Records shown:
-- BEGIN --

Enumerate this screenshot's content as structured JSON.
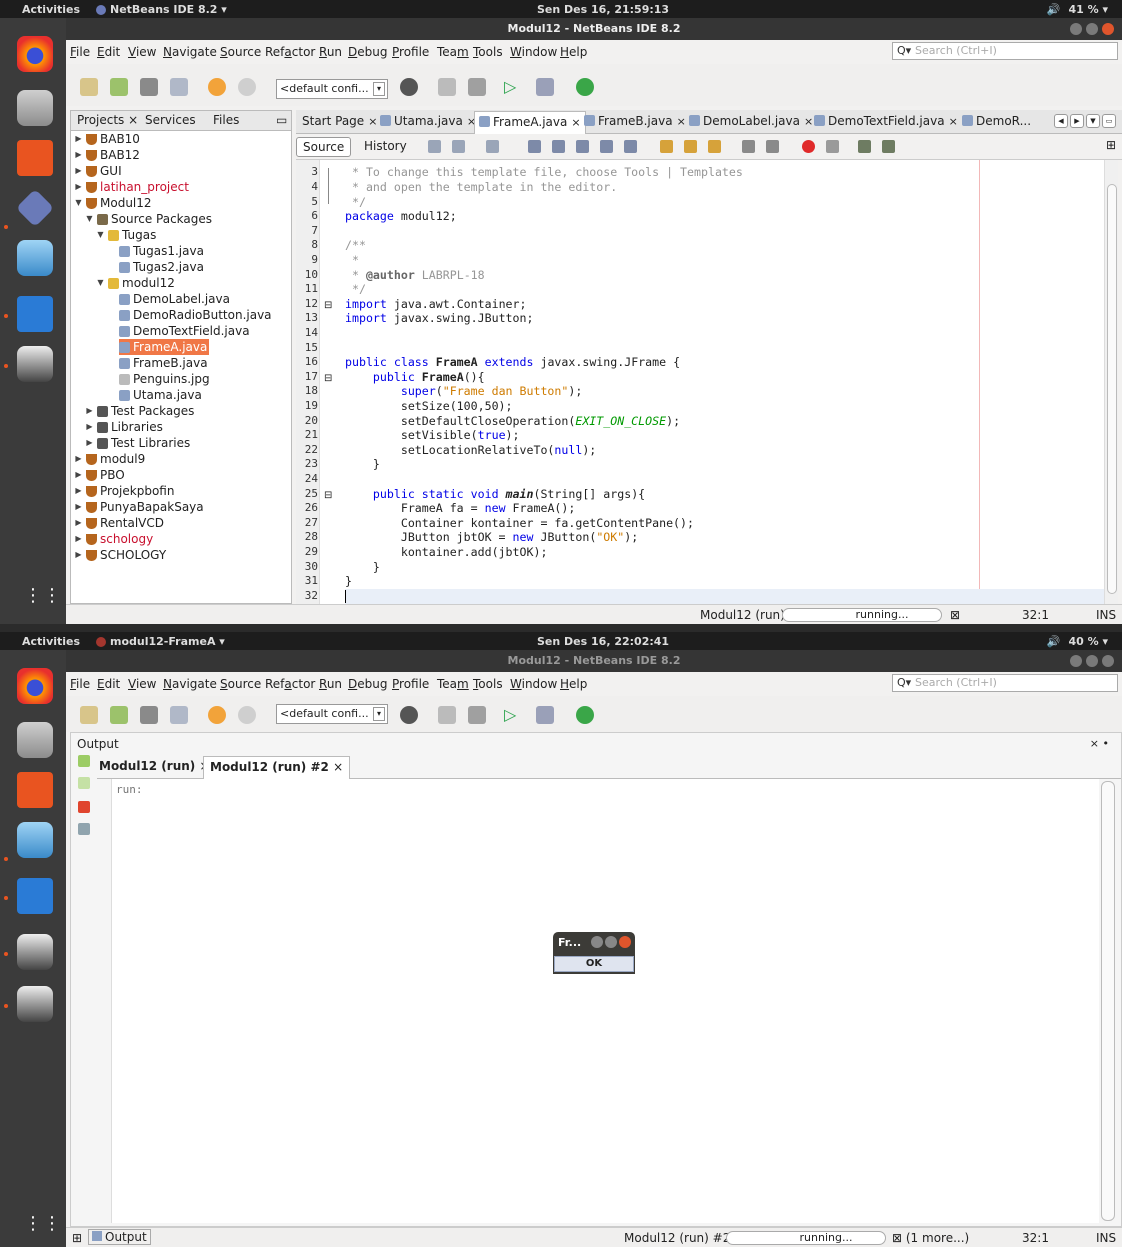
{
  "s1": {
    "topbar": {
      "activities": "Activities",
      "app": "NetBeans IDE 8.2 ▾",
      "clock": "Sen Des 16, 21:59:13",
      "volume": "🔊",
      "battery": "41 % ▾"
    },
    "title": "Modul12 - NetBeans IDE 8.2",
    "search_placeholder": "Search (Ctrl+I)",
    "config": "<default confi...",
    "project_tabs": [
      "Projects ×",
      "Services",
      "Files"
    ],
    "tree": [
      "BAB10",
      "BAB12",
      "GUI",
      "latihan_project",
      "Modul12",
      "Source Packages",
      "Tugas",
      "Tugas1.java",
      "Tugas2.java",
      "modul12",
      "DemoLabel.java",
      "DemoRadioButton.java",
      "DemoTextField.java",
      "FrameA.java",
      "FrameB.java",
      "Penguins.jpg",
      "Utama.java",
      "Test Packages",
      "Libraries",
      "Test Libraries",
      "modul9",
      "PBO",
      "Projekpbofin",
      "PunyaBapakSaya",
      "RentalVCD",
      "schology",
      "SCHOLOGY"
    ],
    "editor_tabs": [
      "Start Page",
      "Utama.java",
      "FrameA.java",
      "FrameB.java",
      "DemoLabel.java",
      "DemoTextField.java",
      "DemoR..."
    ],
    "source_label": "Source",
    "history_label": "History",
    "line_numbers": [
      "3",
      "4",
      "5",
      "6",
      "7",
      "8",
      "9",
      "10",
      "11",
      "12",
      "13",
      "14",
      "15",
      "16",
      "17",
      "18",
      "19",
      "20",
      "21",
      "22",
      "23",
      "24",
      "25",
      "26",
      "27",
      "28",
      "29",
      "30",
      "31",
      "32"
    ],
    "code": {
      "l3": " * To change this template file, choose Tools | Templates",
      "l4": " * and open the template in the editor.",
      "l5": " */",
      "l6_kw": "package",
      "l6_rest": " modul12;",
      "l8": "/**",
      "l9": " *",
      "l10_a": " * ",
      "l10_tag": "@author",
      "l10_b": " LABRPL-18",
      "l11": " */",
      "l12_kw": "import",
      "l12_rest": " java.awt.Container;",
      "l13_kw": "import",
      "l13_rest": " javax.swing.JButton;",
      "l16_kw": "public class",
      "l16_name": " FrameA ",
      "l16_kw2": "extends",
      "l16_rest": " javax.swing.JFrame {",
      "l17_kw": "    public",
      "l17_name": " FrameA",
      "l17_rest": "(){",
      "l18_kw": "        super",
      "l18_a": "(",
      "l18_str": "\"Frame dan Button\"",
      "l18_b": ");",
      "l19_a": "        setSize(100,50);",
      "l20_a": "        setDefaultCloseOperation(",
      "l20_it": "EXIT_ON_CLOSE",
      "l20_b": ");",
      "l21_a": "        setVisible(",
      "l21_kw": "true",
      "l21_b": ");",
      "l22_a": "        setLocationRelativeTo(",
      "l22_kw": "null",
      "l22_b": ");",
      "l23": "    }",
      "l25_kw": "    public static void",
      "l25_name": " main",
      "l25_rest": "(String[] args){",
      "l26_a": "        FrameA fa = ",
      "l26_kw": "new",
      "l26_b": " FrameA();",
      "l27": "        Container kontainer = fa.getContentPane();",
      "l28_a": "        JButton jbtOK = ",
      "l28_kw": "new",
      "l28_b": " JButton(",
      "l28_str": "\"OK\"",
      "l28_c": ");",
      "l29": "        kontainer.add(jbtOK);",
      "l30": "    }",
      "l31": "}"
    },
    "status": {
      "run": "Modul12 (run)",
      "running": "running...",
      "pos": "32:1",
      "ins": "INS"
    }
  },
  "s2": {
    "topbar": {
      "activities": "Activities",
      "app": "modul12-FrameA ▾",
      "clock": "Sen Des 16, 22:02:41",
      "volume": "🔊",
      "battery": "40 % ▾"
    },
    "title": "Modul12 - NetBeans IDE 8.2",
    "search_placeholder": "Search (Ctrl+I)",
    "config": "<default confi...",
    "output_title": "Output",
    "output_tabs": [
      "Modul12 (run)",
      "Modul12 (run) #2"
    ],
    "run_text": "run:",
    "frame_title": "Fr...",
    "ok_label": "OK",
    "status": {
      "output_tab": "Output",
      "run": "Modul12 (run) #2",
      "running": "running...",
      "more": "(1 more...)",
      "pos": "32:1",
      "ins": "INS"
    }
  },
  "menu": [
    {
      "pre": "",
      "u": "F",
      "post": "ile"
    },
    {
      "pre": "",
      "u": "E",
      "post": "dit"
    },
    {
      "pre": "",
      "u": "V",
      "post": "iew"
    },
    {
      "pre": "",
      "u": "N",
      "post": "avigate"
    },
    {
      "pre": "",
      "u": "S",
      "post": "ource"
    },
    {
      "pre": "Ref",
      "u": "a",
      "post": "ctor"
    },
    {
      "pre": "",
      "u": "R",
      "post": "un"
    },
    {
      "pre": "",
      "u": "D",
      "post": "ebug"
    },
    {
      "pre": "",
      "u": "P",
      "post": "rofile"
    },
    {
      "pre": "Tea",
      "u": "m",
      "post": ""
    },
    {
      "pre": "",
      "u": "T",
      "post": "ools"
    },
    {
      "pre": "",
      "u": "W",
      "post": "indow"
    },
    {
      "pre": "",
      "u": "H",
      "post": "elp"
    }
  ],
  "colors": {
    "accent": "#f07746",
    "keyword": "#0000e6",
    "string": "#ce7b00",
    "comment": "#969696",
    "ubuntu": "#e95420"
  }
}
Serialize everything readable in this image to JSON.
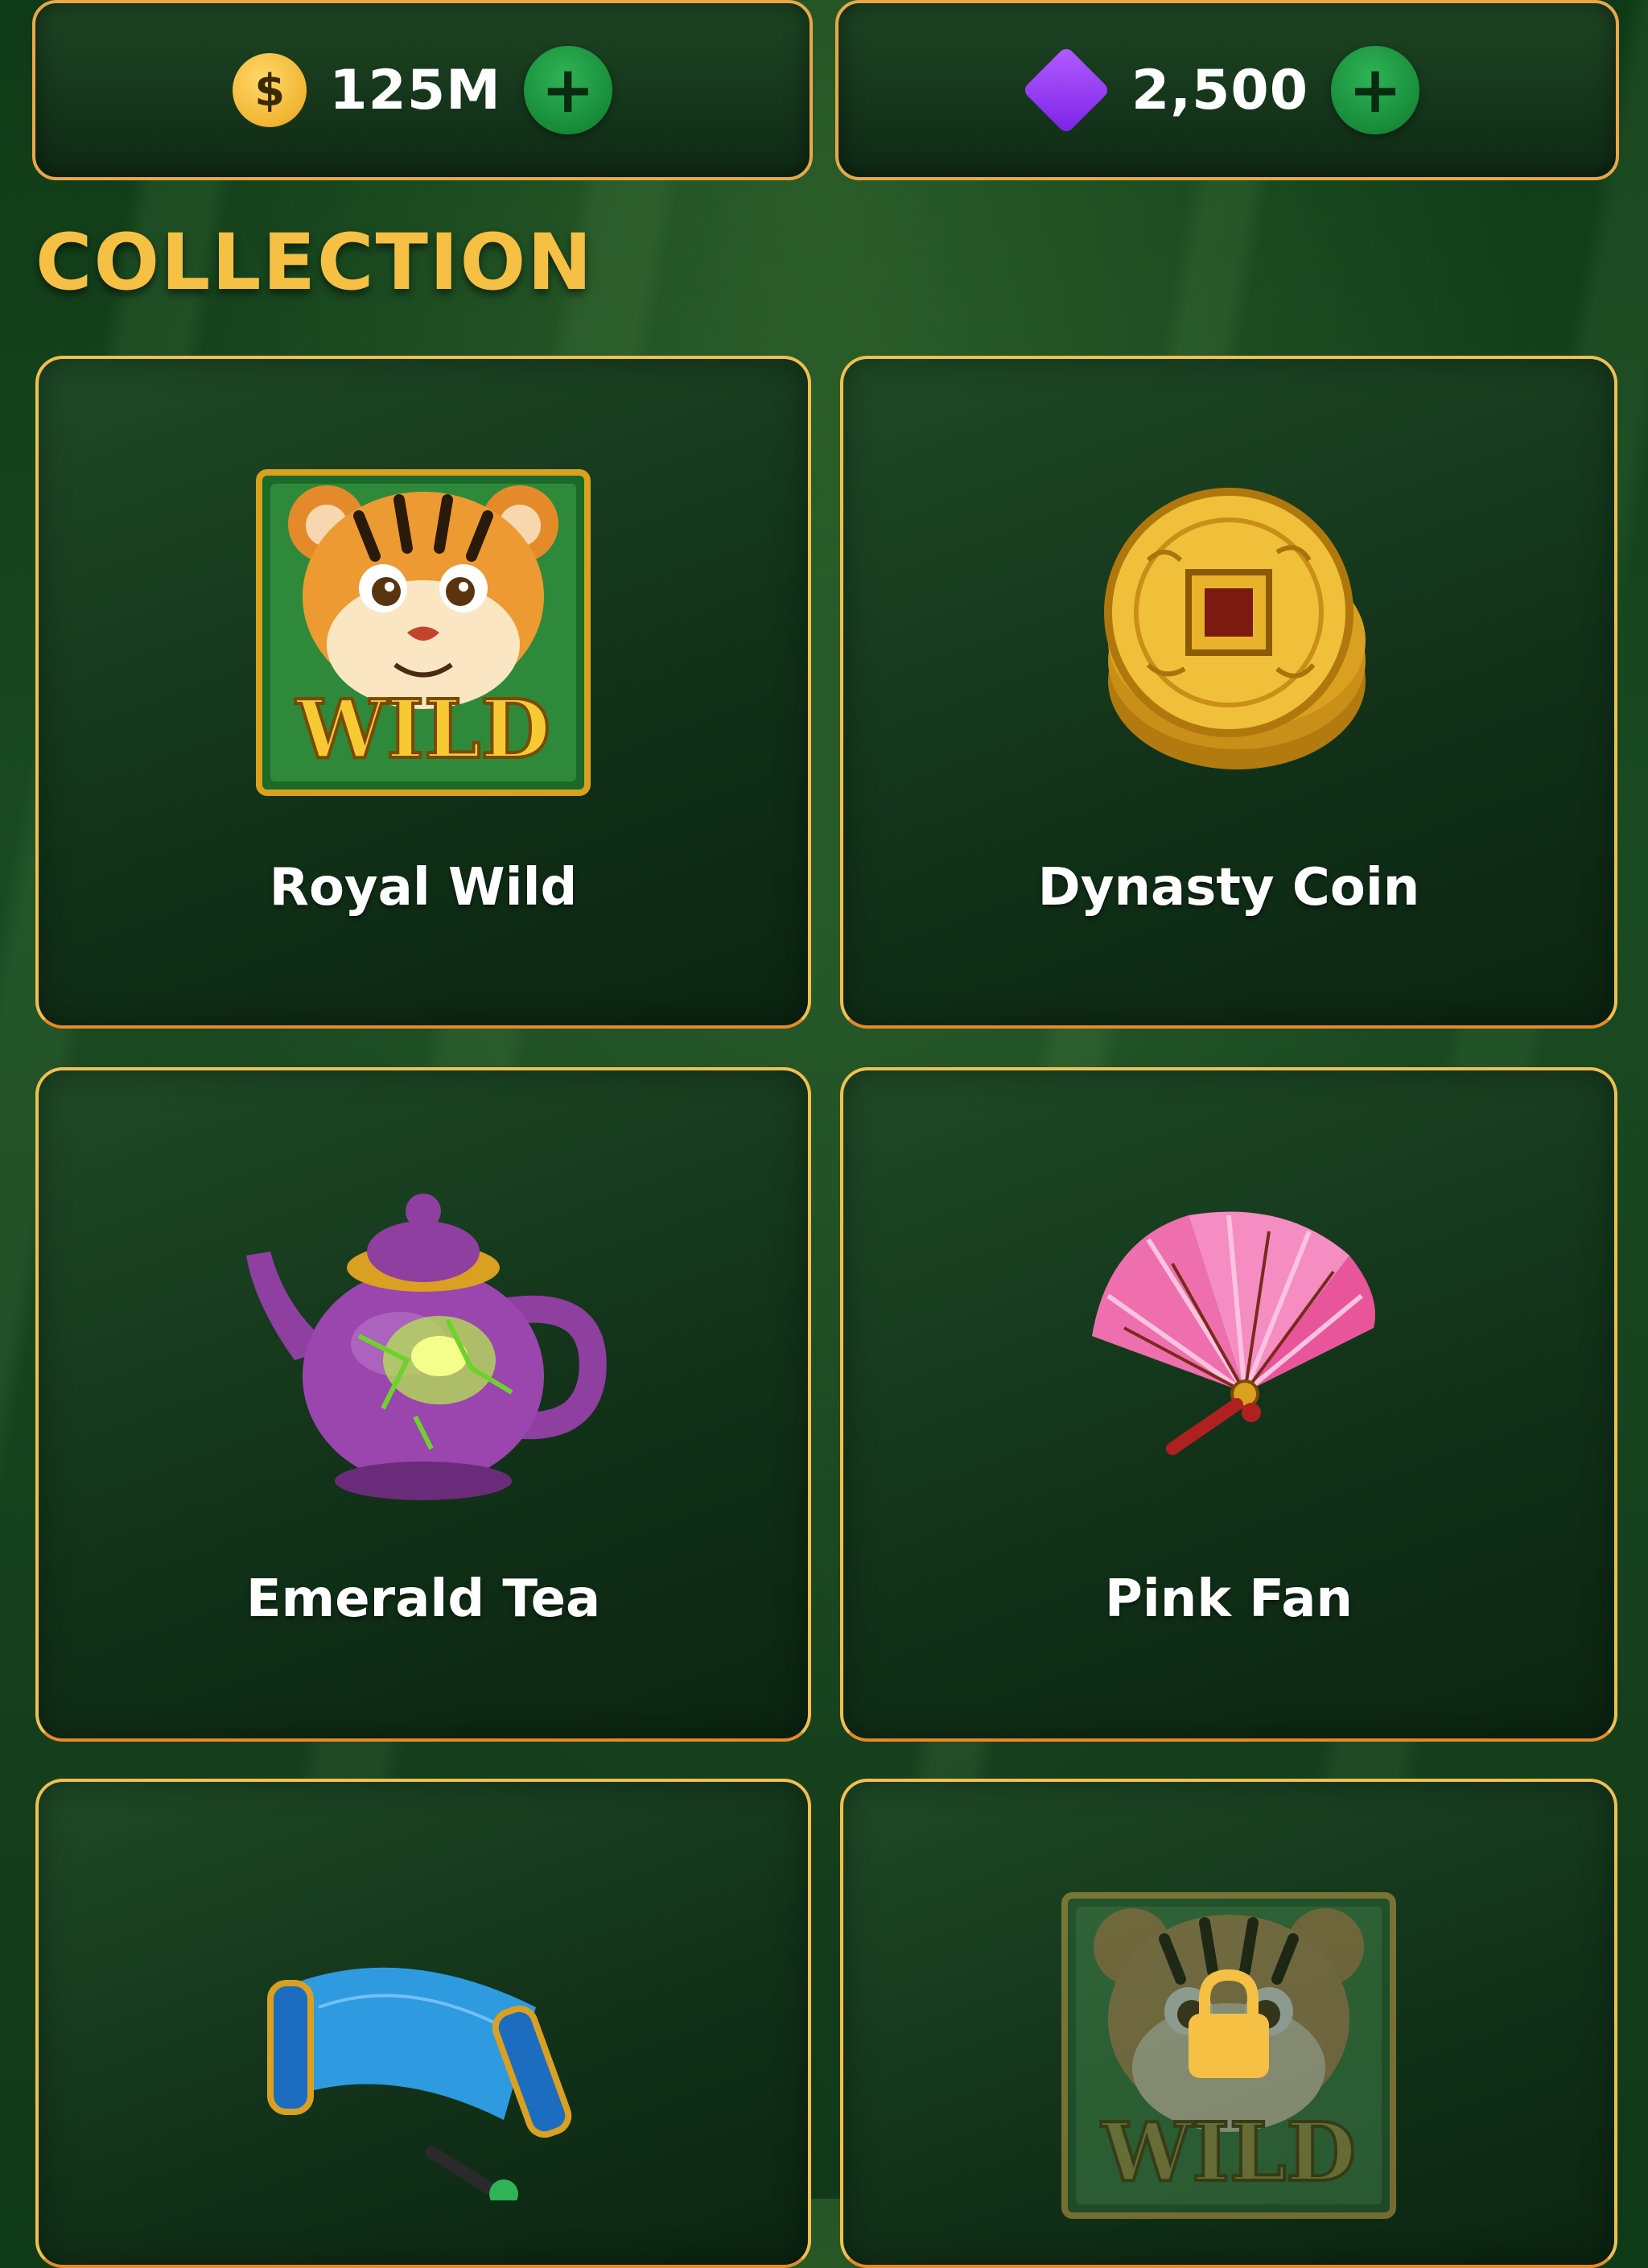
{
  "currency": {
    "coins": "125M",
    "gems": "2,500",
    "coin_symbol": "$"
  },
  "section_title": "COLLECTION",
  "items": [
    {
      "name": "Royal Wild",
      "icon": "tiger-wild-icon",
      "badge": "WILD",
      "locked": false
    },
    {
      "name": "Dynasty Coin",
      "icon": "dynasty-coin-icon",
      "locked": false
    },
    {
      "name": "Emerald Tea",
      "icon": "teapot-icon",
      "locked": false
    },
    {
      "name": "Pink Fan",
      "icon": "pink-fan-icon",
      "locked": false
    },
    {
      "name": "",
      "icon": "blue-scroll-icon",
      "locked": false
    },
    {
      "name": "",
      "icon": "tiger-wild-icon",
      "badge": "WILD",
      "locked": true
    }
  ],
  "colors": {
    "border_gold": "#f0c050",
    "title_gold": "#f5c044",
    "plus_green": "#178c3a",
    "gem_purple": "#8a2be2"
  }
}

-- END --

In the entries above, find lines with "JSON" and copy each.

Exercise response:
Enumerate this screenshot's content as structured JSON.
Serialize everything readable in this image to JSON.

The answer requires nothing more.